▶ [WHAT YOU ARE ASKED TO DO] Copy the data below exactly.

▶ [INPUT DATA]
━━━━━━

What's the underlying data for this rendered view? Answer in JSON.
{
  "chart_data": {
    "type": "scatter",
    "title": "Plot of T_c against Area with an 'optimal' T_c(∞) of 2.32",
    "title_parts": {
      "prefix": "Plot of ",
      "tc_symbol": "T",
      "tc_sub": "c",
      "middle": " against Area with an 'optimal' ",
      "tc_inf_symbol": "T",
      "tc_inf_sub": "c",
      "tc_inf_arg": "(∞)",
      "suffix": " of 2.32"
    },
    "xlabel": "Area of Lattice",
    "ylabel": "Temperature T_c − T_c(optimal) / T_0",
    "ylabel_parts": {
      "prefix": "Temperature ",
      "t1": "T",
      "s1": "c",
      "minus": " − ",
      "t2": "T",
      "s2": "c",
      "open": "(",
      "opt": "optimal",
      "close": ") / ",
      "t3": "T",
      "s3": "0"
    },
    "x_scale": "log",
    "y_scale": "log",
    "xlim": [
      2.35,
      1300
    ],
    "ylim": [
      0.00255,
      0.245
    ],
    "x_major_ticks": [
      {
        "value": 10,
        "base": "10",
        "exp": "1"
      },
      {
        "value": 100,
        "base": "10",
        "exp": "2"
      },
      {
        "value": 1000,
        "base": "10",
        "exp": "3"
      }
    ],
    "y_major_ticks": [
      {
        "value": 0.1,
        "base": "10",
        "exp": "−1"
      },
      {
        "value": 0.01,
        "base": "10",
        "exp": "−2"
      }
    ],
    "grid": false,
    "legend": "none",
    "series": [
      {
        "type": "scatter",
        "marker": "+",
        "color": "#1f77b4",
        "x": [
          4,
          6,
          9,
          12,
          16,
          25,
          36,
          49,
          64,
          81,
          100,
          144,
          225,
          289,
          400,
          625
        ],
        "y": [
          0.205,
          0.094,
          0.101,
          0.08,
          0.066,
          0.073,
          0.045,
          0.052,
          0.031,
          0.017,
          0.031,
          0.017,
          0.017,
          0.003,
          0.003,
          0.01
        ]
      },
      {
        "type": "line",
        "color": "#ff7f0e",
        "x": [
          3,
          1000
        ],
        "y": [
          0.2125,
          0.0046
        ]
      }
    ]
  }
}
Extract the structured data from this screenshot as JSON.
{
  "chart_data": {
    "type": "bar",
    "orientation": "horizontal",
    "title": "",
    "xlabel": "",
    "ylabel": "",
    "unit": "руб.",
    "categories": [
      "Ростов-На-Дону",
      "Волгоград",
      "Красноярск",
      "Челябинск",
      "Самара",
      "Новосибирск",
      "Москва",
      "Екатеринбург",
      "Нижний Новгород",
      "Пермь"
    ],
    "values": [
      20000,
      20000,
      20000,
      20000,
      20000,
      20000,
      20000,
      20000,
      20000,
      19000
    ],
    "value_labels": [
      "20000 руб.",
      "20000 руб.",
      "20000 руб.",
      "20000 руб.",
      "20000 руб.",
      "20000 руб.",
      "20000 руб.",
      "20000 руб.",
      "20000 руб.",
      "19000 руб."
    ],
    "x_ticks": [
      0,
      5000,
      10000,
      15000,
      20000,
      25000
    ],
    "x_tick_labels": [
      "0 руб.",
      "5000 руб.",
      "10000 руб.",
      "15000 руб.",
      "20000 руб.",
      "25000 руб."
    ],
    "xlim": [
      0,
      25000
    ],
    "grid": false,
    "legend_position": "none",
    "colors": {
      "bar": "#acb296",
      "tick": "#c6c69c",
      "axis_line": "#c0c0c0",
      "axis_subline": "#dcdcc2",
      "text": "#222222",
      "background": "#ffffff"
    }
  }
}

━━━━━━

▶ [SOLVED PROBLEM]
What's the underlying data for this rendered view? Answer in JSON.
{
  "chart_data": {
    "type": "scatter",
    "title": "Plot of T_c against Area with an 'optimal' T_c(∞) of 2.32",
    "title_parts": {
      "prefix": "Plot of ",
      "tc_symbol": "T",
      "tc_sub": "c",
      "middle": " against Area with an 'optimal' ",
      "tc_inf_symbol": "T",
      "tc_inf_sub": "c",
      "tc_inf_arg": "(∞)",
      "suffix": " of 2.32"
    },
    "xlabel": "Area of Lattice",
    "ylabel": "Temperature T_c − T_c(optimal) / T_0",
    "ylabel_parts": {
      "prefix": "Temperature ",
      "t1": "T",
      "s1": "c",
      "minus": " − ",
      "t2": "T",
      "s2": "c",
      "open": "(",
      "opt": "optimal",
      "close": ") / ",
      "t3": "T",
      "s3": "0"
    },
    "x_scale": "log",
    "y_scale": "log",
    "xlim": [
      2.35,
      1300
    ],
    "ylim": [
      0.00255,
      0.245
    ],
    "x_major_ticks": [
      {
        "value": 10,
        "base": "10",
        "exp": "1"
      },
      {
        "value": 100,
        "base": "10",
        "exp": "2"
      },
      {
        "value": 1000,
        "base": "10",
        "exp": "3"
      }
    ],
    "y_major_ticks": [
      {
        "value": 0.1,
        "base": "10",
        "exp": "−1"
      },
      {
        "value": 0.01,
        "base": "10",
        "exp": "−2"
      }
    ],
    "grid": false,
    "legend": "none",
    "series": [
      {
        "type": "scatter",
        "marker": "+",
        "color": "#1f77b4",
        "x": [
          4,
          6,
          9,
          12,
          16,
          25,
          36,
          49,
          64,
          81,
          100,
          144,
          225,
          289,
          400,
          625
        ],
        "y": [
          0.205,
          0.094,
          0.101,
          0.08,
          0.066,
          0.073,
          0.045,
          0.052,
          0.031,
          0.017,
          0.031,
          0.017,
          0.017,
          0.003,
          0.003,
          0.01
        ]
      },
      {
        "type": "line",
        "color": "#ff7f0e",
        "x": [
          3,
          1000
        ],
        "y": [
          0.2125,
          0.0046
        ]
      }
    ]
  }
}
Extract the structured data from this screenshot as JSON.
{
  "chart_data": {
    "type": "bar",
    "orientation": "horizontal",
    "title": "",
    "xlabel": "",
    "ylabel": "",
    "unit": "руб.",
    "categories": [
      "Ростов-На-Дону",
      "Волгоград",
      "Красноярск",
      "Челябинск",
      "Самара",
      "Новосибирск",
      "Москва",
      "Екатеринбург",
      "Нижний Новгород",
      "Пермь"
    ],
    "values": [
      20000,
      20000,
      20000,
      20000,
      20000,
      20000,
      20000,
      20000,
      20000,
      19000
    ],
    "value_labels": [
      "20000 руб.",
      "20000 руб.",
      "20000 руб.",
      "20000 руб.",
      "20000 руб.",
      "20000 руб.",
      "20000 руб.",
      "20000 руб.",
      "20000 руб.",
      "19000 руб."
    ],
    "x_ticks": [
      0,
      5000,
      10000,
      15000,
      20000,
      25000
    ],
    "x_tick_labels": [
      "0 руб.",
      "5000 руб.",
      "10000 руб.",
      "15000 руб.",
      "20000 руб.",
      "25000 руб."
    ],
    "xlim": [
      0,
      25000
    ],
    "grid": false,
    "legend_position": "none",
    "colors": {
      "bar": "#acb296",
      "tick": "#c6c69c",
      "axis_line": "#c0c0c0",
      "axis_subline": "#dcdcc2",
      "text": "#222222",
      "background": "#ffffff"
    }
  }
}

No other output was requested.